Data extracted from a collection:
---*---

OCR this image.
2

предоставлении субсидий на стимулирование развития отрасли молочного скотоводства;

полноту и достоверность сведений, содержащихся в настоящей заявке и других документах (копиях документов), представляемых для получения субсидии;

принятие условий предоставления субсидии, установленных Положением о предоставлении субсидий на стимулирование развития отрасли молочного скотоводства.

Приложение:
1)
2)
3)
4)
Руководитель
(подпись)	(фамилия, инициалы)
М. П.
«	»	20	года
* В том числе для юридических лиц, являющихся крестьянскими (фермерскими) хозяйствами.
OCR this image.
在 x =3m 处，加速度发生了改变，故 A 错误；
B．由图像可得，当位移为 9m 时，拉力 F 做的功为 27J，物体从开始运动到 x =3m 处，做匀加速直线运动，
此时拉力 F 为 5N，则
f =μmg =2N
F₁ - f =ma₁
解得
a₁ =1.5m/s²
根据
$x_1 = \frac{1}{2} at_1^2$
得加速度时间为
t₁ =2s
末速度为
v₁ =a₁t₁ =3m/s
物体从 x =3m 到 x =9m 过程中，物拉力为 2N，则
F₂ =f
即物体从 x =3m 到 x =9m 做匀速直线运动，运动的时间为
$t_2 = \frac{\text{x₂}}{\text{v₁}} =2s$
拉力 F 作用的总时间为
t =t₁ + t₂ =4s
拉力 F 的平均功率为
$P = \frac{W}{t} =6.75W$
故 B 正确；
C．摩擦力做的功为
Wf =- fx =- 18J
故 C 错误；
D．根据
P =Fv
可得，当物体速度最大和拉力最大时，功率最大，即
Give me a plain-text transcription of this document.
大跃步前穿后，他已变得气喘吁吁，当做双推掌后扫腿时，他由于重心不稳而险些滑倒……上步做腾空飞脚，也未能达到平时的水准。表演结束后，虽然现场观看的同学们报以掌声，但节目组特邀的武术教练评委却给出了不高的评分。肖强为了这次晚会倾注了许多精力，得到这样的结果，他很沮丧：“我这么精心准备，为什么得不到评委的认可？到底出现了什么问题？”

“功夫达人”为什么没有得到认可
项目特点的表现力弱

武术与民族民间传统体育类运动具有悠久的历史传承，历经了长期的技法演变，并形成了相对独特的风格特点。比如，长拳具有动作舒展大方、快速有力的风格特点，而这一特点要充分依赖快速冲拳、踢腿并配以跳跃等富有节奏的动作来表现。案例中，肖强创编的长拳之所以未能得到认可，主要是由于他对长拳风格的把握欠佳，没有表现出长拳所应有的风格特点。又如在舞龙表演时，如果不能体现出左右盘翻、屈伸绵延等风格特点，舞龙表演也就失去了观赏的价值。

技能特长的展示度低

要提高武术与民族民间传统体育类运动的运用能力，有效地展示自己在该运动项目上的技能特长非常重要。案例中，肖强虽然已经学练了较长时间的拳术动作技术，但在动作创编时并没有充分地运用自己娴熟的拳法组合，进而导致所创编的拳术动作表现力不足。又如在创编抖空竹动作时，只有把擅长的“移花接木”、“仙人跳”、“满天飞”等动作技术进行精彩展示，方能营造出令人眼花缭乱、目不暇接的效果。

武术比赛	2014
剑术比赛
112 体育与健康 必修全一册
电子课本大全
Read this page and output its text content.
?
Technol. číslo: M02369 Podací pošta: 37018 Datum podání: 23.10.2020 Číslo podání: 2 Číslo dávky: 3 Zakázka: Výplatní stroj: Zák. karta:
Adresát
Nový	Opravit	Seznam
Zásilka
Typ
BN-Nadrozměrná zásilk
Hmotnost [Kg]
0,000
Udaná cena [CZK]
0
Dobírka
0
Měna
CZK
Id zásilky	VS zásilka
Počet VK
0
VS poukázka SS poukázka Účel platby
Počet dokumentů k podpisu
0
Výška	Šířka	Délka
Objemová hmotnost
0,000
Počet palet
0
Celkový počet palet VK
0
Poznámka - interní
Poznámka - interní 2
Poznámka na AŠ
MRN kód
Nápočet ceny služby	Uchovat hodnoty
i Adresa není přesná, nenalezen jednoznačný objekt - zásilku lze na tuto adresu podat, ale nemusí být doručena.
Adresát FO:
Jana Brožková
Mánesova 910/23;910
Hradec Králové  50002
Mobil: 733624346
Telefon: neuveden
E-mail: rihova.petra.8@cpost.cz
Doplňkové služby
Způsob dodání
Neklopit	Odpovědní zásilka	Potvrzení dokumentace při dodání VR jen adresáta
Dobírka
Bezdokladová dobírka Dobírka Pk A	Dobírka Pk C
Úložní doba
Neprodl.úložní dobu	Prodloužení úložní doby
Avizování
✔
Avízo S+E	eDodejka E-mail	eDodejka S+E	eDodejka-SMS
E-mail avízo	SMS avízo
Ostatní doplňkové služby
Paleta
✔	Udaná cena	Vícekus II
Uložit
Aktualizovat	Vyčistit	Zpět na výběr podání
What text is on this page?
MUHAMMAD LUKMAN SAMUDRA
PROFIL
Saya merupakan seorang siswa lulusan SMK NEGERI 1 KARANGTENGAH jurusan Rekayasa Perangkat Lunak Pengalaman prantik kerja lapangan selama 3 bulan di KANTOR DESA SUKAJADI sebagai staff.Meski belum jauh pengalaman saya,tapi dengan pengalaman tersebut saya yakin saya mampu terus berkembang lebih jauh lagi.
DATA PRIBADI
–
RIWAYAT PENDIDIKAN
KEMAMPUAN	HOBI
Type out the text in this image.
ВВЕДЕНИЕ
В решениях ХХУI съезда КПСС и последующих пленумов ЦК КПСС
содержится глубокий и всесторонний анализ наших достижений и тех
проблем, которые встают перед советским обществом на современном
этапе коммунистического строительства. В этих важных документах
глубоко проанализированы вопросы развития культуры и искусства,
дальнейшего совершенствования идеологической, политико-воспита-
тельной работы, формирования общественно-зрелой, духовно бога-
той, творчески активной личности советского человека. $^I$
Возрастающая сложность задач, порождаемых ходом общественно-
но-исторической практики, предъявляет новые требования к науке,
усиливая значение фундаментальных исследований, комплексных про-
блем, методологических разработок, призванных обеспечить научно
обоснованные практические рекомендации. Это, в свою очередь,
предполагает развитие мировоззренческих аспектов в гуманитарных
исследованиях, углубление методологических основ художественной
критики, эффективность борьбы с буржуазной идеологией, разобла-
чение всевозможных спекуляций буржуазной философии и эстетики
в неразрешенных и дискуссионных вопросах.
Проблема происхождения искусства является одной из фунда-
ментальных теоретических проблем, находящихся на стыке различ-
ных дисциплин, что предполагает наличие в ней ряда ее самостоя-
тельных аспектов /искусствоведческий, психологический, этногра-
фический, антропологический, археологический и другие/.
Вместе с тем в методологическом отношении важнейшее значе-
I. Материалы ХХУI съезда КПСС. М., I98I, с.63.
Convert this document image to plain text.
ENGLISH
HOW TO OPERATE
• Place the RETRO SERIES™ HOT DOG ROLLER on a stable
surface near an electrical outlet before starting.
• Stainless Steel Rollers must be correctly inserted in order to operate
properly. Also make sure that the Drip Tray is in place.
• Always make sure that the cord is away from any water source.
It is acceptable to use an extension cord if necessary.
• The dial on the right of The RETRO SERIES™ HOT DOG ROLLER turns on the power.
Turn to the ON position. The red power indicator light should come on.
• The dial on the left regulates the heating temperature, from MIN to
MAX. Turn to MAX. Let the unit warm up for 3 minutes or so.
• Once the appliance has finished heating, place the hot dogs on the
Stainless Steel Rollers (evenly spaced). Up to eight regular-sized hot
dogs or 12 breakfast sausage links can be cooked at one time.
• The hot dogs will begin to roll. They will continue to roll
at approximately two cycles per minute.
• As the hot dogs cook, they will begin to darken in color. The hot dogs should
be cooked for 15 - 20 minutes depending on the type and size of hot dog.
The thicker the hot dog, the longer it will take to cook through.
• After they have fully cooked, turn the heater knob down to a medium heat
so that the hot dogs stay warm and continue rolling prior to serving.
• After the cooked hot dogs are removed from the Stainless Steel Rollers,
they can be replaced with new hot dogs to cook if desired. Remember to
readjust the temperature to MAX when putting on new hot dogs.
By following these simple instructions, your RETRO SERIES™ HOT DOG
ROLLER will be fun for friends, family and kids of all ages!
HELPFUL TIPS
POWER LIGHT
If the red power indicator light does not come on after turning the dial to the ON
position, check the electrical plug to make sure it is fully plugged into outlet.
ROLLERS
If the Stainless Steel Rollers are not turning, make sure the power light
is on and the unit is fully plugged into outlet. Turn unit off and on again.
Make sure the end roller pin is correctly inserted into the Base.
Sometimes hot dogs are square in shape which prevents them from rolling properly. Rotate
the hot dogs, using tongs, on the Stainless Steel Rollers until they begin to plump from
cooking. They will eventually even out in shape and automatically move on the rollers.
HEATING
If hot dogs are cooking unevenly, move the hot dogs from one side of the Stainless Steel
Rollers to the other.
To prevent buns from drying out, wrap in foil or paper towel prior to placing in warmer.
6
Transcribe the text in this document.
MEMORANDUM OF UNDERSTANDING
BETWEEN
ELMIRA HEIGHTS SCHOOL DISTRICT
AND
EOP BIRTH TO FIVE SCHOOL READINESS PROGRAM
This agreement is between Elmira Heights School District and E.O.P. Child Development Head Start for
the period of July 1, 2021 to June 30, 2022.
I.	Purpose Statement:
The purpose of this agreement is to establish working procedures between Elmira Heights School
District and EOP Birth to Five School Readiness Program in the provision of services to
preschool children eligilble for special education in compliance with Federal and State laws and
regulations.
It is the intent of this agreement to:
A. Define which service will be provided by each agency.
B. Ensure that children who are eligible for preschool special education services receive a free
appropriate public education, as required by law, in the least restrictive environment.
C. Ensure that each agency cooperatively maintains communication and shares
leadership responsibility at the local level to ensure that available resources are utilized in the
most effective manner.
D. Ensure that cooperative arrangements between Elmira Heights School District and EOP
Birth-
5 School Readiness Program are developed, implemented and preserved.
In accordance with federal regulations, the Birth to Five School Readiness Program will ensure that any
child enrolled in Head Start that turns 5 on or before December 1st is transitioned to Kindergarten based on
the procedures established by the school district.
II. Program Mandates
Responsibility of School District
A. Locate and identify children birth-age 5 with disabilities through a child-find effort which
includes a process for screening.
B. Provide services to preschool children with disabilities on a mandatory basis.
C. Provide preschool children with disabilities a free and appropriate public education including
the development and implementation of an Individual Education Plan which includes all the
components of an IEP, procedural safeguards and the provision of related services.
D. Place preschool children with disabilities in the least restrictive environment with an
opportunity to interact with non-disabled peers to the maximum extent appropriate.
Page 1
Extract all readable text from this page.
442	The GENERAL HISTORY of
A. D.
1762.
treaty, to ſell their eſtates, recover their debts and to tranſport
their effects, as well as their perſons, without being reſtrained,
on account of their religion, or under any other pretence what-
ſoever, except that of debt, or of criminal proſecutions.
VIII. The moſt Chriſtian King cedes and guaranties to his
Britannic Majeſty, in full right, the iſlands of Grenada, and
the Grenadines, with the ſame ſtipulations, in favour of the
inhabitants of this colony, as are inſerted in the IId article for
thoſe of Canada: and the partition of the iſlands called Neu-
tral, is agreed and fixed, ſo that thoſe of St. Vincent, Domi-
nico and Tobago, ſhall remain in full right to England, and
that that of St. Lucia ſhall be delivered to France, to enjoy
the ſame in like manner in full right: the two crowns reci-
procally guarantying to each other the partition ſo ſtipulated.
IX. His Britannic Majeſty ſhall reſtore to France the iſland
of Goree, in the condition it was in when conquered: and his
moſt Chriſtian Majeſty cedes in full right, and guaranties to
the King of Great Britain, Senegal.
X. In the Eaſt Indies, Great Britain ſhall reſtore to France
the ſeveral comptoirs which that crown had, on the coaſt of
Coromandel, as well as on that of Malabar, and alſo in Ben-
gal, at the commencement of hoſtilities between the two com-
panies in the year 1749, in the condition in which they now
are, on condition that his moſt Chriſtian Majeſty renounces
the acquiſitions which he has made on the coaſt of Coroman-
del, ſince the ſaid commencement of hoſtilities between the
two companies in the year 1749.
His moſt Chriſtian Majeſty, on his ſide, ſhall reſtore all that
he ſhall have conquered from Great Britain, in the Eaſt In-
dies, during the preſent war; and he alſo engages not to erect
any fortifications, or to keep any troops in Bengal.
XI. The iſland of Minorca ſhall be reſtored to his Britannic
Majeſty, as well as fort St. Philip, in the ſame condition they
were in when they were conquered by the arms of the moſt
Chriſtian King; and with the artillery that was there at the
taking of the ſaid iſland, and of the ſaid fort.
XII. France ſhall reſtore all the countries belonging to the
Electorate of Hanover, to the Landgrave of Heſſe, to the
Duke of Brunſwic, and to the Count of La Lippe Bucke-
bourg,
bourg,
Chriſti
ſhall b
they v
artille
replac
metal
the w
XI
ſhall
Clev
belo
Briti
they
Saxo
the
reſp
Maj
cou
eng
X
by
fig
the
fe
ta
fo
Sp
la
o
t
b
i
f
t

---*---

Of the lines above, copy each that contains "искусства".

EXERCISE OUTPUT:
глубоко проанализированы вопросы развития культуры и искусства,
Проблема происхождения искусства является одной из фунда-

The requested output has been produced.